• [Work to do] Every line below should be copied exactly; drop the pictures.
--- start Records for the task ---
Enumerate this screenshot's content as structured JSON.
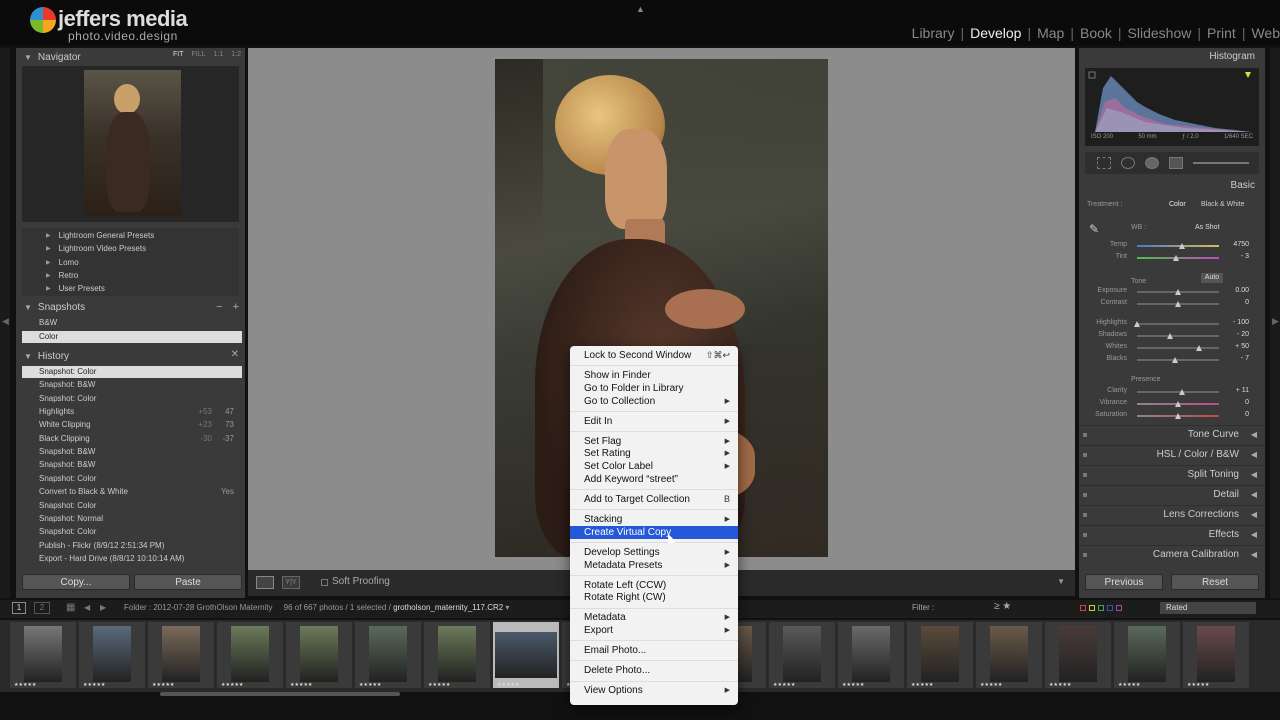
{
  "logo": {
    "title": "jeffers media",
    "subtitle": "photo.video.design"
  },
  "modules": [
    {
      "label": "Library",
      "active": false
    },
    {
      "label": "Develop",
      "active": true
    },
    {
      "label": "Map",
      "active": false
    },
    {
      "label": "Book",
      "active": false
    },
    {
      "label": "Slideshow",
      "active": false
    },
    {
      "label": "Print",
      "active": false
    },
    {
      "label": "Web",
      "active": false
    }
  ],
  "left_panel": {
    "navigator": {
      "title": "Navigator",
      "modes": [
        "FIT",
        "FILL",
        "1:1",
        "1:2"
      ]
    },
    "presets": [
      "Lightroom General Presets",
      "Lightroom Video Presets",
      "Lomo",
      "Retro",
      "User Presets"
    ],
    "snapshots": {
      "title": "Snapshots",
      "items": [
        "B&W",
        "Color"
      ],
      "selected": "Color"
    },
    "history": {
      "title": "History",
      "items": [
        {
          "label": "Snapshot: Color",
          "v1": "",
          "v2": ""
        },
        {
          "label": "Snapshot: B&W",
          "v1": "",
          "v2": ""
        },
        {
          "label": "Snapshot: Color",
          "v1": "",
          "v2": ""
        },
        {
          "label": "Highlights",
          "v1": "+53",
          "v2": "47"
        },
        {
          "label": "White Clipping",
          "v1": "+23",
          "v2": "73"
        },
        {
          "label": "Black Clipping",
          "v1": "-30",
          "v2": "-37"
        },
        {
          "label": "Snapshot: B&W",
          "v1": "",
          "v2": ""
        },
        {
          "label": "Snapshot: B&W",
          "v1": "",
          "v2": ""
        },
        {
          "label": "Snapshot: Color",
          "v1": "",
          "v2": ""
        },
        {
          "label": "Convert to Black & White",
          "v1": "",
          "v2": "Yes"
        },
        {
          "label": "Snapshot: Color",
          "v1": "",
          "v2": ""
        },
        {
          "label": "Snapshot: Normal",
          "v1": "",
          "v2": ""
        },
        {
          "label": "Snapshot: Color",
          "v1": "",
          "v2": ""
        },
        {
          "label": "Publish - Flickr (8/9/12 2:51:34 PM)",
          "v1": "",
          "v2": ""
        },
        {
          "label": "Export - Hard Drive (8/8/12 10:10:14 AM)",
          "v1": "",
          "v2": ""
        }
      ]
    },
    "buttons": {
      "copy": "Copy...",
      "paste": "Paste"
    }
  },
  "toolbar": {
    "soft_proofing": "Soft Proofing"
  },
  "right_panel": {
    "histogram_title": "Histogram",
    "info": [
      "ISO 200",
      "50 mm",
      "ƒ / 2.0",
      "1/640 SEC"
    ],
    "basic_title": "Basic",
    "treatment": {
      "label": "Treatment :",
      "color": "Color",
      "bw": "Black & White"
    },
    "wb": {
      "label": "WB :",
      "value": "As Shot"
    },
    "sliders": [
      {
        "name": "Temp",
        "value": "4750",
        "pos": 0.55
      },
      {
        "name": "Tint",
        "value": "- 3",
        "pos": 0.48
      },
      {
        "name": "Exposure",
        "value": "0.00",
        "pos": 0.5
      },
      {
        "name": "Contrast",
        "value": "0",
        "pos": 0.5
      },
      {
        "name": "Highlights",
        "value": "- 100",
        "pos": 0.0
      },
      {
        "name": "Shadows",
        "value": "- 20",
        "pos": 0.4
      },
      {
        "name": "Whites",
        "value": "+ 50",
        "pos": 0.75
      },
      {
        "name": "Blacks",
        "value": "- 7",
        "pos": 0.46
      },
      {
        "name": "Clarity",
        "value": "+ 11",
        "pos": 0.55
      },
      {
        "name": "Vibrance",
        "value": "0",
        "pos": 0.5
      },
      {
        "name": "Saturation",
        "value": "0",
        "pos": 0.5
      }
    ],
    "tone_label": "Tone",
    "auto_label": "Auto",
    "presence_label": "Presence",
    "panels": [
      "Tone Curve",
      "HSL / Color / B&W",
      "Split Toning",
      "Detail",
      "Lens Corrections",
      "Effects",
      "Camera Calibration"
    ],
    "buttons": {
      "previous": "Previous",
      "reset": "Reset"
    }
  },
  "filmbar": {
    "pages": [
      "1",
      "2"
    ],
    "folder": "Folder : 2012-07-28 GrothOlson Maternity",
    "count": "96 of 667 photos / 1 selected /",
    "file": "grotholson_maternity_117.CR2",
    "filter_label": "Filter :",
    "rated": "Rated"
  },
  "context_menu": [
    {
      "label": "Lock to Second Window",
      "shortcut": "⇧⌘↩",
      "arrow": false
    },
    {
      "divider": true
    },
    {
      "label": "Show in Finder",
      "arrow": false
    },
    {
      "label": "Go to Folder in Library",
      "arrow": false
    },
    {
      "label": "Go to Collection",
      "arrow": true
    },
    {
      "divider": true
    },
    {
      "label": "Edit In",
      "arrow": true
    },
    {
      "divider": true
    },
    {
      "label": "Set Flag",
      "arrow": true
    },
    {
      "label": "Set Rating",
      "arrow": true
    },
    {
      "label": "Set Color Label",
      "arrow": true
    },
    {
      "label": "Add Keyword “street”",
      "arrow": false
    },
    {
      "divider": true
    },
    {
      "label": "Add to Target Collection",
      "shortcut": "B",
      "arrow": false
    },
    {
      "divider": true
    },
    {
      "label": "Stacking",
      "arrow": true
    },
    {
      "label": "Create Virtual Copy",
      "arrow": false,
      "highlighted": true
    },
    {
      "divider": true
    },
    {
      "label": "Develop Settings",
      "arrow": true
    },
    {
      "label": "Metadata Presets",
      "arrow": true
    },
    {
      "divider": true
    },
    {
      "label": "Rotate Left (CCW)",
      "arrow": false
    },
    {
      "label": "Rotate Right (CW)",
      "arrow": false
    },
    {
      "divider": true
    },
    {
      "label": "Metadata",
      "arrow": true
    },
    {
      "label": "Export",
      "arrow": true
    },
    {
      "divider": true
    },
    {
      "label": "Email Photo...",
      "arrow": false
    },
    {
      "divider": true
    },
    {
      "label": "Delete Photo...",
      "arrow": false
    },
    {
      "divider": true
    },
    {
      "label": "View Options",
      "arrow": true
    }
  ],
  "colors": {
    "accent": "#2458d8",
    "panel": "#3a3a3a",
    "canvas": "#8c8c8c"
  }
}
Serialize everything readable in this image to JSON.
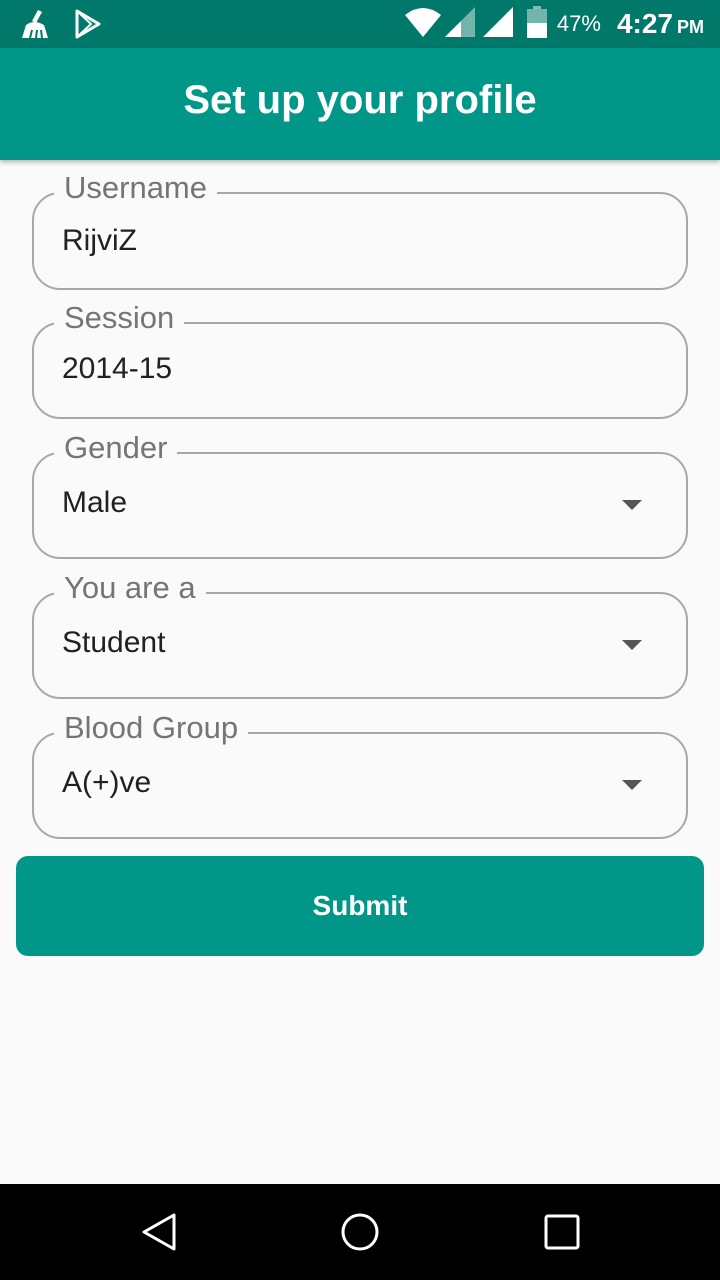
{
  "status_bar": {
    "battery_percent": "47%",
    "time": "4:27",
    "ampm": "PM",
    "icons": [
      "cleaner-icon",
      "play-store-icon",
      "wifi-icon",
      "signal-icon",
      "signal-icon",
      "battery-icon"
    ]
  },
  "app_bar": {
    "title": "Set up your profile"
  },
  "form": {
    "username": {
      "label": "Username",
      "value": "RijviZ"
    },
    "session": {
      "label": "Session",
      "value": "2014-15"
    },
    "gender": {
      "label": "Gender",
      "value": "Male"
    },
    "role": {
      "label": "You are a",
      "value": "Student"
    },
    "blood_group": {
      "label": "Blood Group",
      "value": "A(+)ve"
    },
    "submit_label": "Submit"
  },
  "nav_bar": {
    "icons": [
      "back-icon",
      "home-icon",
      "recents-icon"
    ]
  },
  "colors": {
    "primary": "#009688",
    "primary_dark": "#00796b",
    "background": "#fafafa"
  }
}
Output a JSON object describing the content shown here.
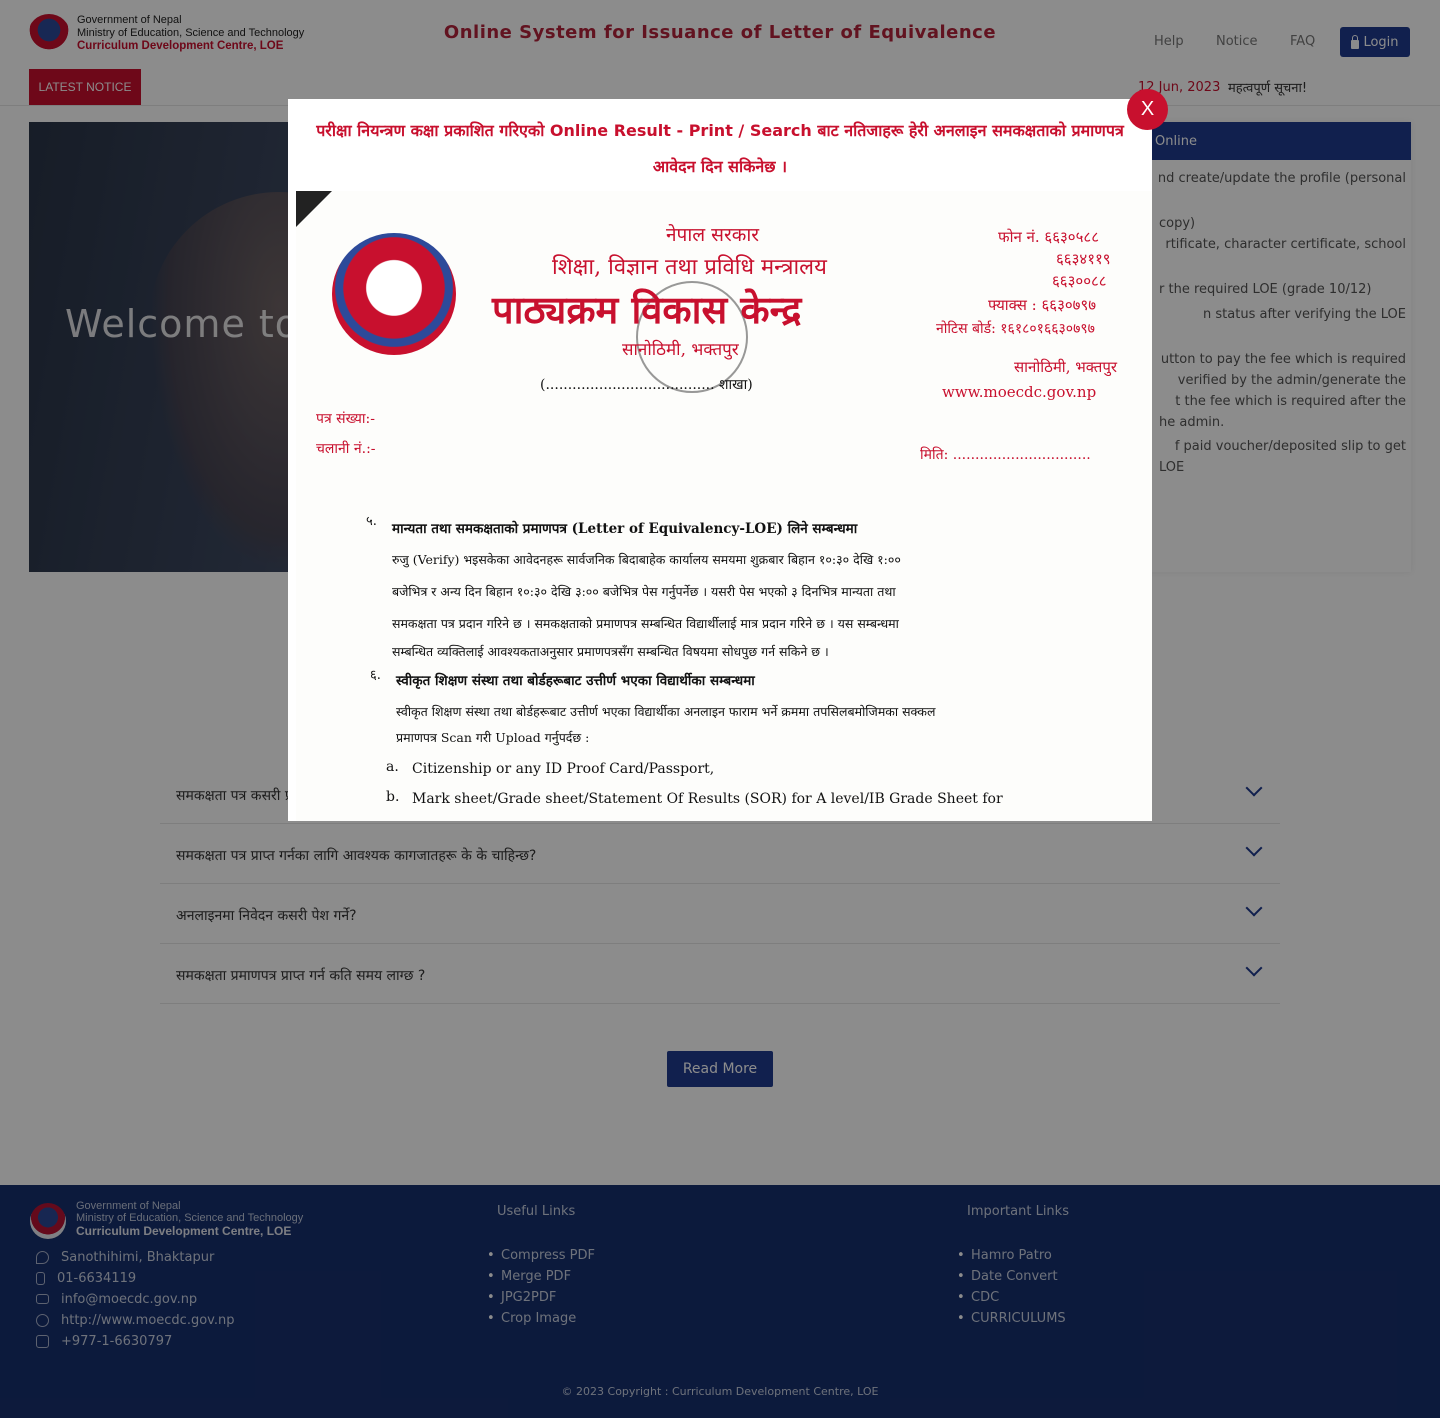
--- end Records for the task ---
• [Task answer]
Enumerate this screenshot's content as structured JSON.
{
  "logo": {
    "title": "jeffers media",
    "subtitle": "photo.video.design"
  },
  "modules": [
    {
      "label": "Library",
      "active": false
    },
    {
      "label": "Develop",
      "active": true
    },
    {
      "label": "Map",
      "active": false
    },
    {
      "label": "Book",
      "active": false
    },
    {
      "label": "Slideshow",
      "active": false
    },
    {
      "label": "Print",
      "active": false
    },
    {
      "label": "Web",
      "active": false
    }
  ],
  "left_panel": {
    "navigator": {
      "title": "Navigator",
      "modes": [
        "FIT",
        "FILL",
        "1:1",
        "1:2"
      ]
    },
    "presets": [
      "Lightroom General Presets",
      "Lightroom Video Presets",
      "Lomo",
      "Retro",
      "User Presets"
    ],
    "snapshots": {
      "title": "Snapshots",
      "items": [
        "B&W",
        "Color"
      ],
      "selected": "Color"
    },
    "history": {
      "title": "History",
      "items": [
        {
          "label": "Snapshot: Color",
          "v1": "",
          "v2": ""
        },
        {
          "label": "Snapshot: B&W",
          "v1": "",
          "v2": ""
        },
        {
          "label": "Snapshot: Color",
          "v1": "",
          "v2": ""
        },
        {
          "label": "Highlights",
          "v1": "+53",
          "v2": "47"
        },
        {
          "label": "White Clipping",
          "v1": "+23",
          "v2": "73"
        },
        {
          "label": "Black Clipping",
          "v1": "-30",
          "v2": "-37"
        },
        {
          "label": "Snapshot: B&W",
          "v1": "",
          "v2": ""
        },
        {
          "label": "Snapshot: B&W",
          "v1": "",
          "v2": ""
        },
        {
          "label": "Snapshot: Color",
          "v1": "",
          "v2": ""
        },
        {
          "label": "Convert to Black & White",
          "v1": "",
          "v2": "Yes"
        },
        {
          "label": "Snapshot: Color",
          "v1": "",
          "v2": ""
        },
        {
          "label": "Snapshot: Normal",
          "v1": "",
          "v2": ""
        },
        {
          "label": "Snapshot: Color",
          "v1": "",
          "v2": ""
        },
        {
          "label": "Publish - Flickr (8/9/12 2:51:34 PM)",
          "v1": "",
          "v2": ""
        },
        {
          "label": "Export - Hard Drive (8/8/12 10:10:14 AM)",
          "v1": "",
          "v2": ""
        }
      ]
    },
    "buttons": {
      "copy": "Copy...",
      "paste": "Paste"
    }
  },
  "toolbar": {
    "soft_proofing": "Soft Proofing"
  },
  "right_panel": {
    "histogram_title": "Histogram",
    "info": [
      "ISO 200",
      "50 mm",
      "ƒ / 2.0",
      "1/640 SEC"
    ],
    "basic_title": "Basic",
    "treatment": {
      "label": "Treatment :",
      "color": "Color",
      "bw": "Black & White"
    },
    "wb": {
      "label": "WB :",
      "value": "As Shot"
    },
    "sliders": [
      {
        "name": "Temp",
        "value": "4750",
        "pos": 0.55
      },
      {
        "name": "Tint",
        "value": "- 3",
        "pos": 0.48
      },
      {
        "name": "Exposure",
        "value": "0.00",
        "pos": 0.5
      },
      {
        "name": "Contrast",
        "value": "0",
        "pos": 0.5
      },
      {
        "name": "Highlights",
        "value": "- 100",
        "pos": 0.0
      },
      {
        "name": "Shadows",
        "value": "- 20",
        "pos": 0.4
      },
      {
        "name": "Whites",
        "value": "+ 50",
        "pos": 0.75
      },
      {
        "name": "Blacks",
        "value": "- 7",
        "pos": 0.46
      },
      {
        "name": "Clarity",
        "value": "+ 11",
        "pos": 0.55
      },
      {
        "name": "Vibrance",
        "value": "0",
        "pos": 0.5
      },
      {
        "name": "Saturation",
        "value": "0",
        "pos": 0.5
      }
    ],
    "tone_label": "Tone",
    "auto_label": "Auto",
    "presence_label": "Presence",
    "panels": [
      "Tone Curve",
      "HSL / Color / B&W",
      "Split Toning",
      "Detail",
      "Lens Corrections",
      "Effects",
      "Camera Calibration"
    ],
    "buttons": {
      "previous": "Previous",
      "reset": "Reset"
    }
  },
  "filmbar": {
    "pages": [
      "1",
      "2"
    ],
    "folder": "Folder : 2012-07-28 GrothOlson Maternity",
    "count": "96 of 667 photos / 1 selected /",
    "file": "grotholson_maternity_117.CR2",
    "filter_label": "Filter :",
    "rated": "Rated"
  },
  "context_menu": [
    {
      "label": "Lock to Second Window",
      "shortcut": "⇧⌘↩",
      "arrow": false
    },
    {
      "divider": true
    },
    {
      "label": "Show in Finder",
      "arrow": false
    },
    {
      "label": "Go to Folder in Library",
      "arrow": false
    },
    {
      "label": "Go to Collection",
      "arrow": true
    },
    {
      "divider": true
    },
    {
      "label": "Edit In",
      "arrow": true
    },
    {
      "divider": true
    },
    {
      "label": "Set Flag",
      "arrow": true
    },
    {
      "label": "Set Rating",
      "arrow": true
    },
    {
      "label": "Set Color Label",
      "arrow": true
    },
    {
      "label": "Add Keyword “street”",
      "arrow": false
    },
    {
      "divider": true
    },
    {
      "label": "Add to Target Collection",
      "shortcut": "B",
      "arrow": false
    },
    {
      "divider": true
    },
    {
      "label": "Stacking",
      "arrow": true
    },
    {
      "label": "Create Virtual Copy",
      "arrow": false,
      "highlighted": true
    },
    {
      "divider": true
    },
    {
      "label": "Develop Settings",
      "arrow": true
    },
    {
      "label": "Metadata Presets",
      "arrow": true
    },
    {
      "divider": true
    },
    {
      "label": "Rotate Left (CCW)",
      "arrow": false
    },
    {
      "label": "Rotate Right (CW)",
      "arrow": false
    },
    {
      "divider": true
    },
    {
      "label": "Metadata",
      "arrow": true
    },
    {
      "label": "Export",
      "arrow": true
    },
    {
      "divider": true
    },
    {
      "label": "Email Photo...",
      "arrow": false
    },
    {
      "divider": true
    },
    {
      "label": "Delete Photo...",
      "arrow": false
    },
    {
      "divider": true
    },
    {
      "label": "View Options",
      "arrow": true
    }
  ],
  "colors": {
    "accent": "#2458d8",
    "panel": "#3a3a3a",
    "canvas": "#8c8c8c"
  }
}
Serialize everything readable in this image to JSON.
{
  "status_bar": {
    "battery_percent": "47%",
    "time": "4:27",
    "ampm": "PM",
    "icons": [
      "cleaner-icon",
      "play-store-icon",
      "wifi-icon",
      "signal-icon",
      "signal-icon",
      "battery-icon"
    ]
  },
  "app_bar": {
    "title": "Set up your profile"
  },
  "form": {
    "username": {
      "label": "Username",
      "value": "RijviZ"
    },
    "session": {
      "label": "Session",
      "value": "2014-15"
    },
    "gender": {
      "label": "Gender",
      "value": "Male"
    },
    "role": {
      "label": "You are a",
      "value": "Student"
    },
    "blood_group": {
      "label": "Blood Group",
      "value": "A(+)ve"
    },
    "submit_label": "Submit"
  },
  "nav_bar": {
    "icons": [
      "back-icon",
      "home-icon",
      "recents-icon"
    ]
  },
  "colors": {
    "primary": "#009688",
    "primary_dark": "#00796b",
    "background": "#fafafa"
  }
}
Output a JSON object describing the content shown here.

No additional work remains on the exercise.